● **Stored rows**:
====
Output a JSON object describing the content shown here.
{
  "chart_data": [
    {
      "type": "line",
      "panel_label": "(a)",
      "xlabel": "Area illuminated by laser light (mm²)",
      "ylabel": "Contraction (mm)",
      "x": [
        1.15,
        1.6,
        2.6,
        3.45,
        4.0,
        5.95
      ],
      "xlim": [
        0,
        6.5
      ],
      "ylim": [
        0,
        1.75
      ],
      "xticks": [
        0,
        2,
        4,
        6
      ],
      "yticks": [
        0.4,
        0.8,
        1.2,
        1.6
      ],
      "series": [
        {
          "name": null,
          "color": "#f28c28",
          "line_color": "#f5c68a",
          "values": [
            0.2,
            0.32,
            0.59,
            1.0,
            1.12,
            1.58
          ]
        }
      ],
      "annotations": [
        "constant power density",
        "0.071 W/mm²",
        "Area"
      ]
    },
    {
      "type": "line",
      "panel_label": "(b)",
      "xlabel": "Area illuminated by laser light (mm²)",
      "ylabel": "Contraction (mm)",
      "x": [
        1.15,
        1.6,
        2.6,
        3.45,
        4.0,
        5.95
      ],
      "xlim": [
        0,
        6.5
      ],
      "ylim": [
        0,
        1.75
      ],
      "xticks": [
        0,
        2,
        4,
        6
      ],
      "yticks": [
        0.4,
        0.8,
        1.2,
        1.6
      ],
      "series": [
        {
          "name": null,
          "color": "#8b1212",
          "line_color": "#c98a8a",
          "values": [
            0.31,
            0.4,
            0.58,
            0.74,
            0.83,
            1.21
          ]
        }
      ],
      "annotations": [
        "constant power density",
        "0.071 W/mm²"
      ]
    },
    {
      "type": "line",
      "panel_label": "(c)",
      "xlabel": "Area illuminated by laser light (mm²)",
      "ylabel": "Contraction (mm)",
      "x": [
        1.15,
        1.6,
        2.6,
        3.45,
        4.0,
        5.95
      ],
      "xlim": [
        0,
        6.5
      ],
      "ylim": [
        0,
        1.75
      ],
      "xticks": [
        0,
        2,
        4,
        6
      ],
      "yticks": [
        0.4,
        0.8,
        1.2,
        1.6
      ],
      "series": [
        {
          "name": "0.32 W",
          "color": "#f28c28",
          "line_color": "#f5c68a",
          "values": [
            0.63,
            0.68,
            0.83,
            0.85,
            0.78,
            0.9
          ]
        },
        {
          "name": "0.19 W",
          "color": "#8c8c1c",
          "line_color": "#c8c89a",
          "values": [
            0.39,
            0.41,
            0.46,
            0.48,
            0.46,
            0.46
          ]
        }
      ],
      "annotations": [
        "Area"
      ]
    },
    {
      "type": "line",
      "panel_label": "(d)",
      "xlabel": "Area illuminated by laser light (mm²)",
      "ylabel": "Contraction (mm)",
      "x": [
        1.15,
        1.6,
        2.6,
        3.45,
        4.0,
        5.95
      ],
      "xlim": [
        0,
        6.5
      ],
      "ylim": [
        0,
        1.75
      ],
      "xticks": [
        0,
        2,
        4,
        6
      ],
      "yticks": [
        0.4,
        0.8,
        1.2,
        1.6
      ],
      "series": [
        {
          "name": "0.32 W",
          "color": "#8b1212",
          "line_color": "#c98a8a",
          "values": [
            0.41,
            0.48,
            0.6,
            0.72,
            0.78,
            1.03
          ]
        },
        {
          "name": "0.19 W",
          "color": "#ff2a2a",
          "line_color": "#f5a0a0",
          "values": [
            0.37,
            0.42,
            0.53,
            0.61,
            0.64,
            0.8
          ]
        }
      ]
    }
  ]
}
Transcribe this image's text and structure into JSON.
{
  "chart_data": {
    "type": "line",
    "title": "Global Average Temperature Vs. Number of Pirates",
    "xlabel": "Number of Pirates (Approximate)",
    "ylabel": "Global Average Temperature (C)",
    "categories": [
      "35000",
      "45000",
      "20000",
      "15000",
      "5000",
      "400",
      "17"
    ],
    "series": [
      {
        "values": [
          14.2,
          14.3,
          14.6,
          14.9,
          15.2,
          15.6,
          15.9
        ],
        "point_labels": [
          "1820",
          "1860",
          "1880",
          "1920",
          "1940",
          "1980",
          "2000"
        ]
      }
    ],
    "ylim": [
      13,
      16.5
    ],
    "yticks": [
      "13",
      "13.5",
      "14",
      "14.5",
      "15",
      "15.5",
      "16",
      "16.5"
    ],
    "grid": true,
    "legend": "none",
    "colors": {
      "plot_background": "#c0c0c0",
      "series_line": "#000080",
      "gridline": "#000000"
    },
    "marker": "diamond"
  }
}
====
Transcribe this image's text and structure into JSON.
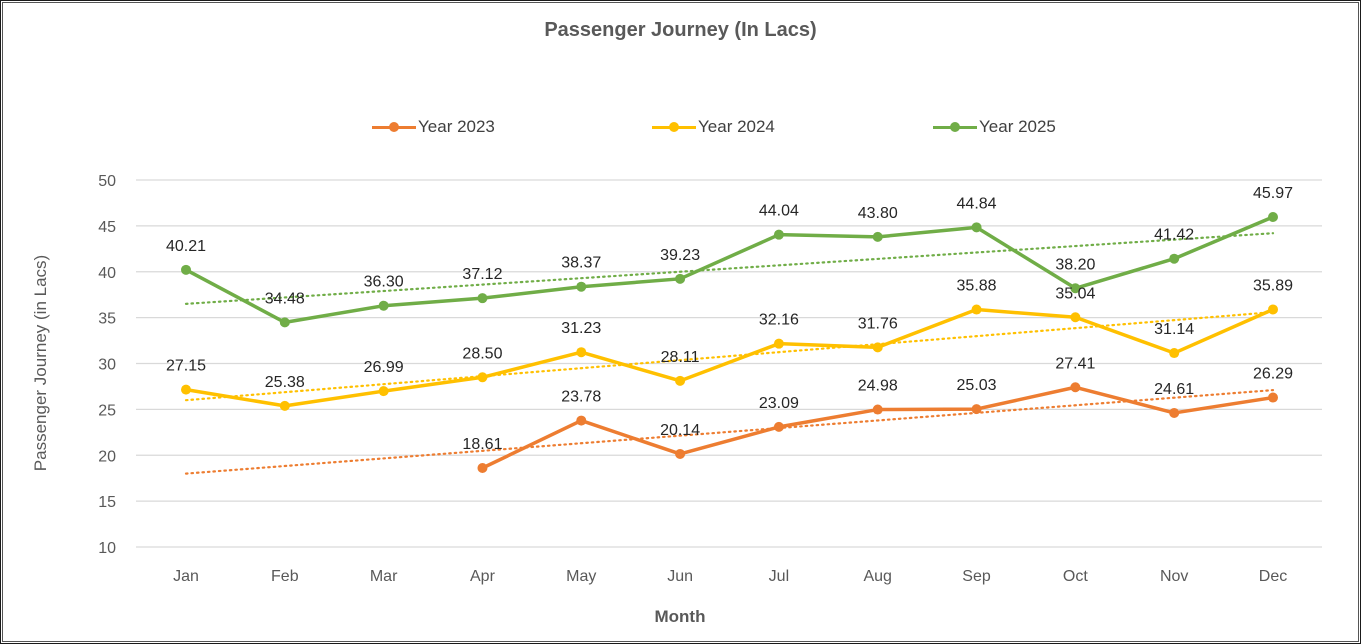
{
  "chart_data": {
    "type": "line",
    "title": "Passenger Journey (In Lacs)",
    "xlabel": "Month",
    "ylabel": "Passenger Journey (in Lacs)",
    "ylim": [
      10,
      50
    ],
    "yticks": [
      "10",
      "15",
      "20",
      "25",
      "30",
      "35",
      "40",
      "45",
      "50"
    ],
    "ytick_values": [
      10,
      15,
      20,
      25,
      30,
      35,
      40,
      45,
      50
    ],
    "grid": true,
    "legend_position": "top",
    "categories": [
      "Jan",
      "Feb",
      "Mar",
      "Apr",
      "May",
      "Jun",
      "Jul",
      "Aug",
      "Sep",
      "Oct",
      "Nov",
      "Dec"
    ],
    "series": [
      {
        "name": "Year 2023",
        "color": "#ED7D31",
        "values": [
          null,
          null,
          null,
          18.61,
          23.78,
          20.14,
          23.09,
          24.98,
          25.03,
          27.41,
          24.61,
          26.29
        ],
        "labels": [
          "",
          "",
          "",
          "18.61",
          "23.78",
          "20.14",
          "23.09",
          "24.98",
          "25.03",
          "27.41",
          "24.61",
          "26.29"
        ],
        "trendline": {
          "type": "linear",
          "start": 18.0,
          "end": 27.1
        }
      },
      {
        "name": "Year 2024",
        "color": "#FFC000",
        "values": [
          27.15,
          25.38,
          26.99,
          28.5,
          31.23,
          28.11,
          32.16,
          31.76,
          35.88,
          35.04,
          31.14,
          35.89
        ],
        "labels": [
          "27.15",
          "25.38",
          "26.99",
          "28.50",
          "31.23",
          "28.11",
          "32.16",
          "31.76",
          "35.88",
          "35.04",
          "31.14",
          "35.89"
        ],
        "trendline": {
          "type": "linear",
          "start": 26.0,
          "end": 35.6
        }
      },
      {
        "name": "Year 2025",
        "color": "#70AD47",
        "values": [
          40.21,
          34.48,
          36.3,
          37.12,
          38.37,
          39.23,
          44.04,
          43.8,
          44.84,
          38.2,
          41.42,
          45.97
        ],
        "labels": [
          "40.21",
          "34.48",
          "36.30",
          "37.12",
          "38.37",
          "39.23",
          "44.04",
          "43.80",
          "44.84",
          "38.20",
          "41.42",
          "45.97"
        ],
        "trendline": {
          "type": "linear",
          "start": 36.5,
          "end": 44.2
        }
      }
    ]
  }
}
====
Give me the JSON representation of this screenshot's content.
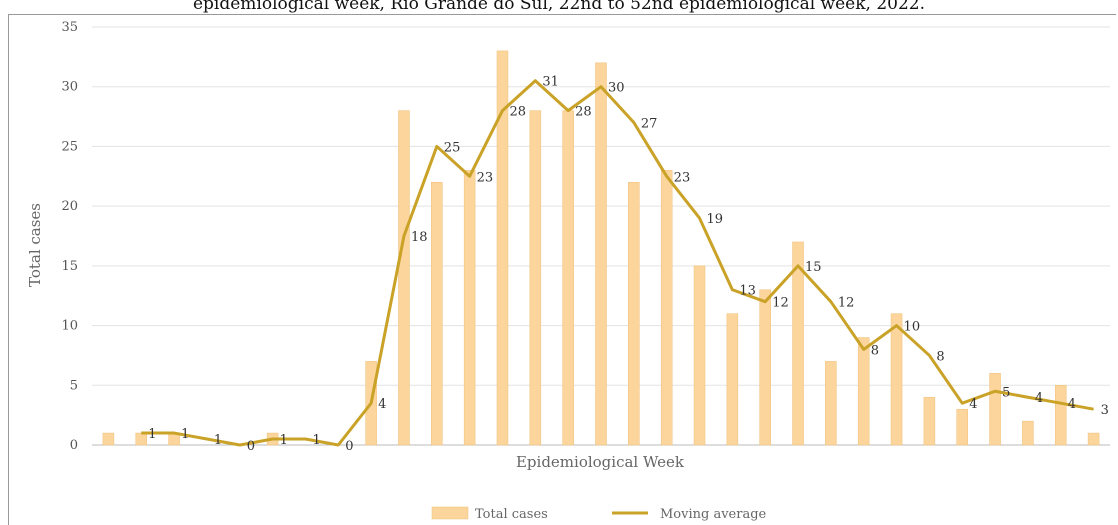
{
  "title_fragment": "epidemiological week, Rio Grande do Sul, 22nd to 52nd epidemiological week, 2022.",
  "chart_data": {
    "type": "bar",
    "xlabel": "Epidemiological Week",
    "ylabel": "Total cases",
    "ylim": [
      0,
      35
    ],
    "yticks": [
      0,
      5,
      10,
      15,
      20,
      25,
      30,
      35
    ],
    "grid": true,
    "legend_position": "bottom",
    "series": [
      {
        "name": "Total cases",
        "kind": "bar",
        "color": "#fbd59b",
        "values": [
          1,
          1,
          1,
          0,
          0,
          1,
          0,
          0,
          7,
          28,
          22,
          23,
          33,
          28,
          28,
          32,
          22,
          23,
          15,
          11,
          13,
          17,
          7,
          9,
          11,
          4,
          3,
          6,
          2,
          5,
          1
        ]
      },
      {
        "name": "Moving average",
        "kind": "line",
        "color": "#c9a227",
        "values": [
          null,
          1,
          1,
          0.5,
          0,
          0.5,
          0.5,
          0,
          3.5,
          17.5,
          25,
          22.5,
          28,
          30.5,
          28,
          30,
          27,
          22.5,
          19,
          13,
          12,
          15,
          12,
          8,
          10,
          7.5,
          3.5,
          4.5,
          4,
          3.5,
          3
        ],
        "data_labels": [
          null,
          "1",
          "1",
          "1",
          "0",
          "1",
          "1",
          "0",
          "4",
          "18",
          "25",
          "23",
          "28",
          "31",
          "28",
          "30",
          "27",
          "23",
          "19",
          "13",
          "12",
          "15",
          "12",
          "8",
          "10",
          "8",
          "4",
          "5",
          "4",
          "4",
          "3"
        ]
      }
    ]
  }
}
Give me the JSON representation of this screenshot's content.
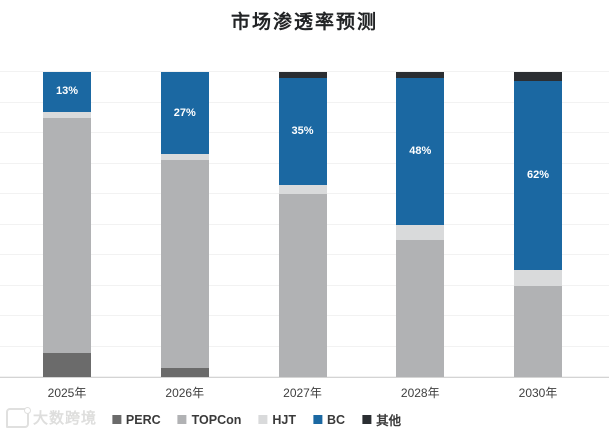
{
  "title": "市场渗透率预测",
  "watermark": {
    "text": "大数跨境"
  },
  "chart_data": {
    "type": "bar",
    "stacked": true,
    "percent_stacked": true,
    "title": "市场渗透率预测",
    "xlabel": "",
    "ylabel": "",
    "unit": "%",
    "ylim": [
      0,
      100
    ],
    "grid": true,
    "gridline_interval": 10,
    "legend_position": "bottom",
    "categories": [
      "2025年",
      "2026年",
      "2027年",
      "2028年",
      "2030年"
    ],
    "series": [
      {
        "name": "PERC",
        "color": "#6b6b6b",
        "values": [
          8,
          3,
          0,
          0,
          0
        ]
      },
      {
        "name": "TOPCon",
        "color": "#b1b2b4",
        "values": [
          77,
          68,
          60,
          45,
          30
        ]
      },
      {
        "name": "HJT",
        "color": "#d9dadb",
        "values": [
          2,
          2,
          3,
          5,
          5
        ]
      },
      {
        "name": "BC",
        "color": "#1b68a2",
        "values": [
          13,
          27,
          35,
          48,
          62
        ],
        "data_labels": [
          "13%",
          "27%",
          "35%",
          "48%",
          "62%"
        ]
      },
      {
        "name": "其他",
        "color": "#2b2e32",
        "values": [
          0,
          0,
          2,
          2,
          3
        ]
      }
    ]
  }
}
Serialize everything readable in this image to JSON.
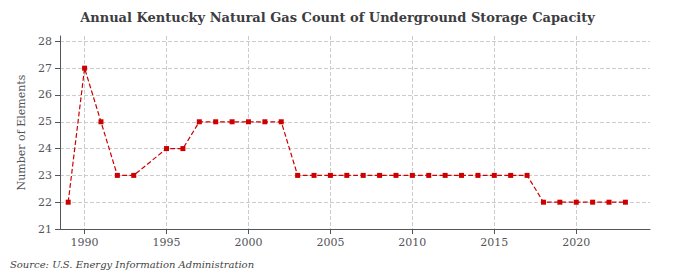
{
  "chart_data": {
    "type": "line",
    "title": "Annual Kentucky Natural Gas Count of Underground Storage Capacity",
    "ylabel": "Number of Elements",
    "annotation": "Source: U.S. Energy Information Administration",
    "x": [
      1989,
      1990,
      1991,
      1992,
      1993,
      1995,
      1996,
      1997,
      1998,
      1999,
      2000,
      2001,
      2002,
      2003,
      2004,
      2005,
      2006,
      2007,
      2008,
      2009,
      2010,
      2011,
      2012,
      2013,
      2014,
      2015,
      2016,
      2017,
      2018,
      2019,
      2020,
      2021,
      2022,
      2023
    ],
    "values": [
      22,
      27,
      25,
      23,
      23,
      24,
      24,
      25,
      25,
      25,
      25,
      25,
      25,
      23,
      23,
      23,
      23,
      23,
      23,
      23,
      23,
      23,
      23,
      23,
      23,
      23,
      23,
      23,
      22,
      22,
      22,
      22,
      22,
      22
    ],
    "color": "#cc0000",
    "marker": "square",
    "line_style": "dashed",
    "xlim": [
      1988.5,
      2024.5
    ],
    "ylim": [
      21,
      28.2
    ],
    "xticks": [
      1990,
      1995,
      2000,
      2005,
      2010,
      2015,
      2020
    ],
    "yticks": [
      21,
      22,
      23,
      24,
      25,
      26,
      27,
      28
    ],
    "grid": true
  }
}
====
Check each line above for the word "Year" and copy the ones that have it.

        "name": "Year 2023",
        "name": "Year 2024",
        "name": "Year 2025",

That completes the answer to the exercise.